*Written exercise*
Every line from the one with "Output the text content of this document." to the end of the data needs to be copied exactly, and no line before it.

[Part of a data file]
========================
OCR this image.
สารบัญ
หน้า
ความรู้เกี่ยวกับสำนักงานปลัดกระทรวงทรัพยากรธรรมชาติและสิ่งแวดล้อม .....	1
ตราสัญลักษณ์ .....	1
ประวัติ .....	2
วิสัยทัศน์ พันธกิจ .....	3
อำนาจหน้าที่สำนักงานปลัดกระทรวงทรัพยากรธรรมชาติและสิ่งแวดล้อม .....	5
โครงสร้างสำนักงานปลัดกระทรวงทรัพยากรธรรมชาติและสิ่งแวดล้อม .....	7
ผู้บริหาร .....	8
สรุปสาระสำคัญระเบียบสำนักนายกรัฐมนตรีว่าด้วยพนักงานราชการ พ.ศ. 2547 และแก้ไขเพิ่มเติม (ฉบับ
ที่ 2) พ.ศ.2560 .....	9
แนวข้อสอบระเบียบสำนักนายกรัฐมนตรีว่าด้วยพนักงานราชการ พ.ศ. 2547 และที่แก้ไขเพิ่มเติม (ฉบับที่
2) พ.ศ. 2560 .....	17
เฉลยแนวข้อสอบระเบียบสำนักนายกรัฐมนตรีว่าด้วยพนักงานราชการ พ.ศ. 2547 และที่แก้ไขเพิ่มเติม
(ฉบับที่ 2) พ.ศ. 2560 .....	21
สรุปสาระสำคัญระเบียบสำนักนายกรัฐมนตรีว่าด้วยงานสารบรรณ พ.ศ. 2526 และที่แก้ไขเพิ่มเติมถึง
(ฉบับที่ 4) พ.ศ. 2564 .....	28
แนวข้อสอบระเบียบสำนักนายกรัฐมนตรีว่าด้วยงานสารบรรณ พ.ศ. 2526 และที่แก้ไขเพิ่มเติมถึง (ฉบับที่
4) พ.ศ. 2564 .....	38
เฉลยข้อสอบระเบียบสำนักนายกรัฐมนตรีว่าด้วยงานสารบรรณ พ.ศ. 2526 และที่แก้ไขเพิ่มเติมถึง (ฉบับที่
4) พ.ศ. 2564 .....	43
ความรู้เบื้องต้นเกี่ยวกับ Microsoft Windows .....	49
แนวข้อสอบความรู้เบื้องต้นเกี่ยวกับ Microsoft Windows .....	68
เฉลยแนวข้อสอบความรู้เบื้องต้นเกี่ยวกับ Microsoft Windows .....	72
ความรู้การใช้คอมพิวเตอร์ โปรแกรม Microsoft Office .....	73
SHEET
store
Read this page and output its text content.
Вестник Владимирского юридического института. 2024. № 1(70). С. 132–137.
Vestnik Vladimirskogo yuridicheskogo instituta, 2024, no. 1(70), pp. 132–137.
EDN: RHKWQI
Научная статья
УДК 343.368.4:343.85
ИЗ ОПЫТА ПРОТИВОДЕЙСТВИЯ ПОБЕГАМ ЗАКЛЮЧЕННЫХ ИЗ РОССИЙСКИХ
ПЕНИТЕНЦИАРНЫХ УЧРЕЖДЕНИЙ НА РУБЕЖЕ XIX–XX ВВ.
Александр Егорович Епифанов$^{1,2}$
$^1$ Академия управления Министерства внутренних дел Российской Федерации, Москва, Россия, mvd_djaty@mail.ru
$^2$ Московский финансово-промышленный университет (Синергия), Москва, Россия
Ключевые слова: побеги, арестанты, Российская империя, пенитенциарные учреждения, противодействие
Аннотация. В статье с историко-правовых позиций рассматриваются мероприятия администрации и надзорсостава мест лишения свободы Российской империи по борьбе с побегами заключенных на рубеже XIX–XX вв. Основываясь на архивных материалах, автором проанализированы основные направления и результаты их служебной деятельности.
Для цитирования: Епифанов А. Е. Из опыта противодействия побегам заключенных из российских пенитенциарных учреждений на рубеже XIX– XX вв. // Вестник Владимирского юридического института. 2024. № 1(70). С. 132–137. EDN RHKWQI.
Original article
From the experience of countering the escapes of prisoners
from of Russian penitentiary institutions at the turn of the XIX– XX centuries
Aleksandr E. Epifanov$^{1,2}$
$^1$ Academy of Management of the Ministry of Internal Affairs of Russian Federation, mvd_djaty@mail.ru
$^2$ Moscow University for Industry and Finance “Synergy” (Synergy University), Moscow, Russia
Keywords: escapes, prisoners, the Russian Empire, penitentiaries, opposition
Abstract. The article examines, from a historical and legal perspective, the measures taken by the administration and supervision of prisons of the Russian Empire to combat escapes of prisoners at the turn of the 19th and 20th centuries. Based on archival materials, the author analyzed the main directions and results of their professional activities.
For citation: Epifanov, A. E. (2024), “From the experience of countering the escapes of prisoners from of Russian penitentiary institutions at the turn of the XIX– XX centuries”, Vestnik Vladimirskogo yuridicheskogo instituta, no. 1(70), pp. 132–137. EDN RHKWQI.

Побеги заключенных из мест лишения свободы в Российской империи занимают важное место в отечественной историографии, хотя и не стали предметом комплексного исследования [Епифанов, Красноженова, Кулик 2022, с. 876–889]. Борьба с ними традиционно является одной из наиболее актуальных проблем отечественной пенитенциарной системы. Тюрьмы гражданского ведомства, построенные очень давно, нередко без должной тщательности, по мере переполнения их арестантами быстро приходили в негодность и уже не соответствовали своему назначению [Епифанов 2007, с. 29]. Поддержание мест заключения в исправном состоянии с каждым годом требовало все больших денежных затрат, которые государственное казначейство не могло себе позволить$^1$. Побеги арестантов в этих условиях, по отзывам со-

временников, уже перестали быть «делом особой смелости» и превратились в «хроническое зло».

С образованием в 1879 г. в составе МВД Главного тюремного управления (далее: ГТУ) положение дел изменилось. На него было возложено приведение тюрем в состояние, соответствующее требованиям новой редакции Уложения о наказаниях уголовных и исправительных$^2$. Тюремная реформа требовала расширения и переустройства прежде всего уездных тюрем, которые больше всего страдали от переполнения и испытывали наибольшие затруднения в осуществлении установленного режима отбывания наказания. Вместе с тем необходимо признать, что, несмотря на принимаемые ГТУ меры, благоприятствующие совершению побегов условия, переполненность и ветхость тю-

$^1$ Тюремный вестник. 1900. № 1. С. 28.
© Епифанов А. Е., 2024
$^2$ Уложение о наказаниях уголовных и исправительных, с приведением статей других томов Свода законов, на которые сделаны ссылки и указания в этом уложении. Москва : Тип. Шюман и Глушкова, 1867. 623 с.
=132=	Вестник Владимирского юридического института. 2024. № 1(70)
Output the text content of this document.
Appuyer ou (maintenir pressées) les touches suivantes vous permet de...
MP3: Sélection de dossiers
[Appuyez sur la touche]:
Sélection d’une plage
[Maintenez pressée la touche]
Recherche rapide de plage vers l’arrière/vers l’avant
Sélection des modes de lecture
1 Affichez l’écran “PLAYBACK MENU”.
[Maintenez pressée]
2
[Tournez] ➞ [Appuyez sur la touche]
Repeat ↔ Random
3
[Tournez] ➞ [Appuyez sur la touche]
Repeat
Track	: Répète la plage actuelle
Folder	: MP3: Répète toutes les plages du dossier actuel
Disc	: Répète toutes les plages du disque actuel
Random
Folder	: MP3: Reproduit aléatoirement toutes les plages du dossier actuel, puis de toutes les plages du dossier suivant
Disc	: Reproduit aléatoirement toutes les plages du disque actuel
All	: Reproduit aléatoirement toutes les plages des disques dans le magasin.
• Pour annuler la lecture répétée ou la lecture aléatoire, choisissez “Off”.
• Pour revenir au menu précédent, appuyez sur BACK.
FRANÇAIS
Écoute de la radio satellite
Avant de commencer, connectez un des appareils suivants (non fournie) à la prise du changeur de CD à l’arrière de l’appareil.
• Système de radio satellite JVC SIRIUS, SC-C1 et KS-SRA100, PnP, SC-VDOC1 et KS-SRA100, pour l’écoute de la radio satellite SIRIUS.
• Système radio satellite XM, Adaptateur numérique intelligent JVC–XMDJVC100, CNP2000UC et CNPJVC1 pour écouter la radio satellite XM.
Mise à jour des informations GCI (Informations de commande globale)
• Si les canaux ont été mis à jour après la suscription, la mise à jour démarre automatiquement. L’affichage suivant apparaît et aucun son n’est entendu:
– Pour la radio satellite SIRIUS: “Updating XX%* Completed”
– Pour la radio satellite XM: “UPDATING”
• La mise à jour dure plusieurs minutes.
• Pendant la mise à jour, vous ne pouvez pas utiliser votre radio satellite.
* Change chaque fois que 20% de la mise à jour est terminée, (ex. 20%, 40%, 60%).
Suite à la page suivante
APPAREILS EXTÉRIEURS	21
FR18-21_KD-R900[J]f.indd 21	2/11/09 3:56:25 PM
========================
*Result of this exercise*
Output the text content of this document.
Appuyer ou (maintenir pressées) les touches suivantes vous permet de...
MP3: Sélection de dossiers
[Appuyez sur la touche]:
Sélection d’une plage
[Maintenez pressée la touche]
Recherche rapide de plage vers l’arrière/vers l’avant
Sélection des modes de lecture
1 Affichez l’écran “PLAYBACK MENU”.
[Maintenez pressée]
2
[Tournez] ➞ [Appuyez sur la touche]
Repeat ↔ Random
3
[Tournez] ➞ [Appuyez sur la touche]
Repeat
Track	: Répète la plage actuelle
Folder	: MP3: Répète toutes les plages du dossier actuel
Disc	: Répète toutes les plages du disque actuel
Random
Folder	: MP3: Reproduit aléatoirement toutes les plages du dossier actuel, puis de toutes les plages du dossier suivant
Disc	: Reproduit aléatoirement toutes les plages du disque actuel
All	: Reproduit aléatoirement toutes les plages des disques dans le magasin.
• Pour annuler la lecture répétée ou la lecture aléatoire, choisissez “Off”.
• Pour revenir au menu précédent, appuyez sur BACK.
FRANÇAIS
Écoute de la radio satellite
Avant de commencer, connectez un des appareils suivants (non fournie) à la prise du changeur de CD à l’arrière de l’appareil.
• Système de radio satellite JVC SIRIUS, SC-C1 et KS-SRA100, PnP, SC-VDOC1 et KS-SRA100, pour l’écoute de la radio satellite SIRIUS.
• Système radio satellite XM, Adaptateur numérique intelligent JVC–XMDJVC100, CNP2000UC et CNPJVC1 pour écouter la radio satellite XM.
Mise à jour des informations GCI (Informations de commande globale)
• Si les canaux ont été mis à jour après la suscription, la mise à jour démarre automatiquement. L’affichage suivant apparaît et aucun son n’est entendu:
– Pour la radio satellite SIRIUS: “Updating XX%* Completed”
– Pour la radio satellite XM: “UPDATING”
• La mise à jour dure plusieurs minutes.
• Pendant la mise à jour, vous ne pouvez pas utiliser votre radio satellite.
* Change chaque fois que 20% de la mise à jour est terminée, (ex. 20%, 40%, 60%).
Suite à la page suivante
APPAREILS EXTÉRIEURS	21
FR18-21_KD-R900[J]f.indd 21	2/11/09 3:56:25 PM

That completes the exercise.